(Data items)
+-------+
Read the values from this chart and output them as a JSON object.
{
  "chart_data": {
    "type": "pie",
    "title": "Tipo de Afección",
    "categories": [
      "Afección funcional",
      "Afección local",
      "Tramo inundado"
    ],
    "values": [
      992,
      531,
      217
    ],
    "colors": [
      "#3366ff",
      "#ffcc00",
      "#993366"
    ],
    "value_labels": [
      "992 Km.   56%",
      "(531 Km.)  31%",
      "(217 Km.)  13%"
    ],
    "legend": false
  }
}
+-------+
• _PROBLEM TO SOLVE_: Gather each line in the data that holds the string "values".

• _REPLY_:
Read the values from this chart and output them as a JSON object.
    "values": [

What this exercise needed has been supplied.